* [RECORDS SHOWN]
+++

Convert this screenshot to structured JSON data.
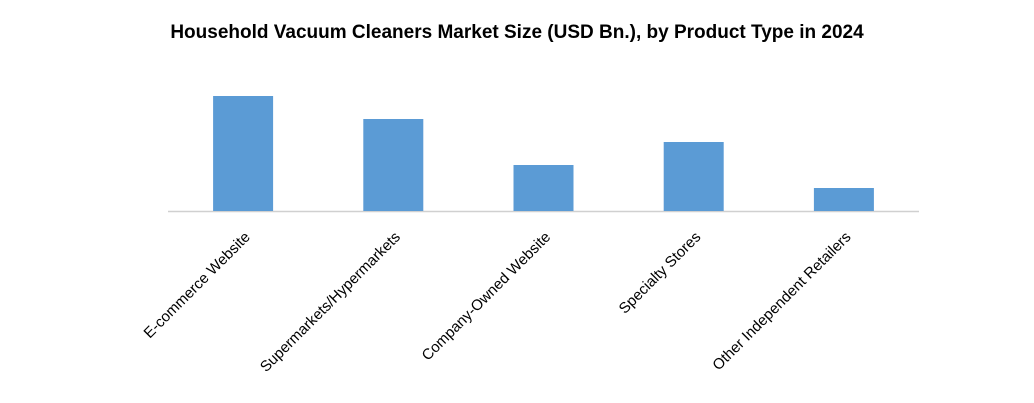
{
  "chart_data": {
    "type": "bar",
    "title": "Household Vacuum Cleaners Market Size (USD Bn.), by Product Type in 2024",
    "categories": [
      "E-commerce Website",
      "Supermarkets/Hypermarkets",
      "Company-Owned Website",
      "Specialty Stores",
      "Other Independent Retailers"
    ],
    "values": [
      5,
      4,
      2,
      3,
      1
    ],
    "color": "#5b9bd5"
  }
}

+++

* [TO BE DONE]
Output all of the entries verbatim, leaving out any images.

* [SOLUTION]
Convert this screenshot to structured JSON data.
{
  "chart_data": {
    "type": "bar",
    "title": "Household Vacuum Cleaners Market Size (USD Bn.), by Product Type in 2024",
    "categories": [
      "E-commerce Website",
      "Supermarkets/Hypermarkets",
      "Company-Owned Website",
      "Specialty Stores",
      "Other Independent Retailers"
    ],
    "values": [
      5,
      4,
      2,
      3,
      1
    ],
    "color": "#5b9bd5"
  }
}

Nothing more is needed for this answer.